-- START --
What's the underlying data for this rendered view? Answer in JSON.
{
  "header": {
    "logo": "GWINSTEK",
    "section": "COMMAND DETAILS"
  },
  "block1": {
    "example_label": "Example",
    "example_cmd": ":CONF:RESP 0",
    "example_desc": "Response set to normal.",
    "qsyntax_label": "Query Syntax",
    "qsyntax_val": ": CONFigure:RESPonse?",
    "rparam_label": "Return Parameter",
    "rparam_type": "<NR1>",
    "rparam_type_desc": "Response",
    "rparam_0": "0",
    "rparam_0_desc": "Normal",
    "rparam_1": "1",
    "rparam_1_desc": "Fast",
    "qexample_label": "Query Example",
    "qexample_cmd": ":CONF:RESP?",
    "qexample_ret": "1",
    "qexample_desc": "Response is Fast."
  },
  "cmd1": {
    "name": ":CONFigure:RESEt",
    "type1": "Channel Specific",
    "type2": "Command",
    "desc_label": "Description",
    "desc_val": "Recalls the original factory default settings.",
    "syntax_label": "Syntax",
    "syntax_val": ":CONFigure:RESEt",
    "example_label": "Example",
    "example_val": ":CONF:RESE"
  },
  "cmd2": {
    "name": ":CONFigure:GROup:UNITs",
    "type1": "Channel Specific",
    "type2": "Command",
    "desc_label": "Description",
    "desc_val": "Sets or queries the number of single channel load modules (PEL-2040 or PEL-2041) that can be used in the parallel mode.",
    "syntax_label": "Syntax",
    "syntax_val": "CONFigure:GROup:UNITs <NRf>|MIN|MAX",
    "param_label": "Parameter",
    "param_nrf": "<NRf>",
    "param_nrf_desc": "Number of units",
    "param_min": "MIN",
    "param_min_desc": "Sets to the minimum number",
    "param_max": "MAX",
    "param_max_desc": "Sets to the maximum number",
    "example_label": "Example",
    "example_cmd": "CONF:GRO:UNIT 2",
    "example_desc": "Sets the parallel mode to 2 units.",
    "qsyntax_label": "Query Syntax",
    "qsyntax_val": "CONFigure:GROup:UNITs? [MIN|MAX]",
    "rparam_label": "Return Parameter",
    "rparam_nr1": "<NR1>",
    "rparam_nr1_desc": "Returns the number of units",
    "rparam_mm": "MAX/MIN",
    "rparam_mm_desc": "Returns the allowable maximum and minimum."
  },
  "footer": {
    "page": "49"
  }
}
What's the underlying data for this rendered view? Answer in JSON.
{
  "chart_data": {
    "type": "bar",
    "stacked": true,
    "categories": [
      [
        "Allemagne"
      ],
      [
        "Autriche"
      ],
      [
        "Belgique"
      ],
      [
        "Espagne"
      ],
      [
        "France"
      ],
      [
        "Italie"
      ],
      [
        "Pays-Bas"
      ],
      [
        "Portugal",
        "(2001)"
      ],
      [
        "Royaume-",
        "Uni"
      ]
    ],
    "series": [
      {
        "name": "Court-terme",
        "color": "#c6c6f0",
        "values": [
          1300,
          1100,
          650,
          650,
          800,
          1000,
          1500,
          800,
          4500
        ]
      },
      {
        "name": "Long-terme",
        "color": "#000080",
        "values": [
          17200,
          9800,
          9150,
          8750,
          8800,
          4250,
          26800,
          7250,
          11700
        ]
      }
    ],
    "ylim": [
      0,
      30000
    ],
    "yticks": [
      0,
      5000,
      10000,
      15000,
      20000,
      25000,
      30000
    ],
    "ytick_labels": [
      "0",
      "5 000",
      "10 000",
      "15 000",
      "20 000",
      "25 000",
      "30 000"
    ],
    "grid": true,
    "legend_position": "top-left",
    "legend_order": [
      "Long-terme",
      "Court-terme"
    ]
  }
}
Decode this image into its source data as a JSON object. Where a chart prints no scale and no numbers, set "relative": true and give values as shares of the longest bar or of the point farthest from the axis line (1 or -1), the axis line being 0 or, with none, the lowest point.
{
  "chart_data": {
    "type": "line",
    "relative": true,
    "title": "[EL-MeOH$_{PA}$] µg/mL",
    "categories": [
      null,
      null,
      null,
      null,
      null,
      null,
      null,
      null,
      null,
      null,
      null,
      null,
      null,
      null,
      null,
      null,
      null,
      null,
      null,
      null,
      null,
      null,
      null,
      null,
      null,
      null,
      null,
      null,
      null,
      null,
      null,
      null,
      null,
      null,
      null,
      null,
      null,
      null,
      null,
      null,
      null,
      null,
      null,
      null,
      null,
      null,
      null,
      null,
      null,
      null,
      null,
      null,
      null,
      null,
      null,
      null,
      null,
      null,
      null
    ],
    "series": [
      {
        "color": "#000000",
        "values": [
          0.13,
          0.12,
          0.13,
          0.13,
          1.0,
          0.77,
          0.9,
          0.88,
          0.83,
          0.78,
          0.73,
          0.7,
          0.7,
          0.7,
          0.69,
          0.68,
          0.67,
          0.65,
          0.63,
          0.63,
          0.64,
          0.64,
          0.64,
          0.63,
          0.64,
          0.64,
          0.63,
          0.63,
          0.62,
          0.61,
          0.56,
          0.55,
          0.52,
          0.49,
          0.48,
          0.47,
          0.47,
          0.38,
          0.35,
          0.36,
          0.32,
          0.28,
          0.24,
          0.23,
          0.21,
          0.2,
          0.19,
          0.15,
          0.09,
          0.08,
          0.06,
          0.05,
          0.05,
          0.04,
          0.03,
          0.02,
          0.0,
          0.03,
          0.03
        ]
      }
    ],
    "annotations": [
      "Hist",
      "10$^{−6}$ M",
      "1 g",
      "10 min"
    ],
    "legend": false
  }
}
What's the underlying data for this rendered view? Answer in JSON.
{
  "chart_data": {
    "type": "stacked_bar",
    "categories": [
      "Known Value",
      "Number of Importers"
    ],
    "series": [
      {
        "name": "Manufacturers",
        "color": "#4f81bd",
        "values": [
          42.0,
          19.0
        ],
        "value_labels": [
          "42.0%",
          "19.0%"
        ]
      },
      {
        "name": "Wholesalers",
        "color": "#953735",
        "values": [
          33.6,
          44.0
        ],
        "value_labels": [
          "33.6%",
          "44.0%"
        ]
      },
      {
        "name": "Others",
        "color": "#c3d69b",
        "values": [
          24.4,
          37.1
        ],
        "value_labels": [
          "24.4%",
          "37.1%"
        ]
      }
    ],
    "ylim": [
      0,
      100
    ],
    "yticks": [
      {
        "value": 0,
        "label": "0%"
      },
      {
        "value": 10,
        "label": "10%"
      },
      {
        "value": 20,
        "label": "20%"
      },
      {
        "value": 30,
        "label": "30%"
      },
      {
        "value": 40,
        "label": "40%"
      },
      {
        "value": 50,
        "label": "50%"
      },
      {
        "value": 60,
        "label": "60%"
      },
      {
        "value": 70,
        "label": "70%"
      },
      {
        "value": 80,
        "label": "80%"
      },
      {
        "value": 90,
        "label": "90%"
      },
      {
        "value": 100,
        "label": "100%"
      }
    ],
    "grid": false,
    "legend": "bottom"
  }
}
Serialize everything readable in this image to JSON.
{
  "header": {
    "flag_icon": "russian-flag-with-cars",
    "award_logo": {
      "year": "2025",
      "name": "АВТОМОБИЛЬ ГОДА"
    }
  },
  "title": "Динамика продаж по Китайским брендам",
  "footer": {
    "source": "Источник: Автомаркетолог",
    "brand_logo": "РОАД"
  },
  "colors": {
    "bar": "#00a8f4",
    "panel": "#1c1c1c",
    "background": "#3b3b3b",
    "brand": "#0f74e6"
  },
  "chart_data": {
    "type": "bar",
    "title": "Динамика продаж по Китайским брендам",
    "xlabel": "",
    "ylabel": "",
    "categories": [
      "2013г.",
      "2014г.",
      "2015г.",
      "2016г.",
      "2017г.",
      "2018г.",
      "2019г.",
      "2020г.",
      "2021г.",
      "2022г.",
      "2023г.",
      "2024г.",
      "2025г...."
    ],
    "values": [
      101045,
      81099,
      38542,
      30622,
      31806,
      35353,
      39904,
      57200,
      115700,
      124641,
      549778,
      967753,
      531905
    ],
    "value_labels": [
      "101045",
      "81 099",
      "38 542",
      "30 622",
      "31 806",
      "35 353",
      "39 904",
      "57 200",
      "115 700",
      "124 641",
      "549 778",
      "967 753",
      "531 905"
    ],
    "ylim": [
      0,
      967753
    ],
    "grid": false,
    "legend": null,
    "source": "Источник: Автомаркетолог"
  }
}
-- END --
WHAT YOU SHOULD DO - Scan the listing above for the word "Динамика" and show each line where it is found.

ANSWER FOR THIS EXERCISE -
  "title": "Динамика продаж по Китайским брендам",
    "title": "Динамика продаж по Китайским брендам",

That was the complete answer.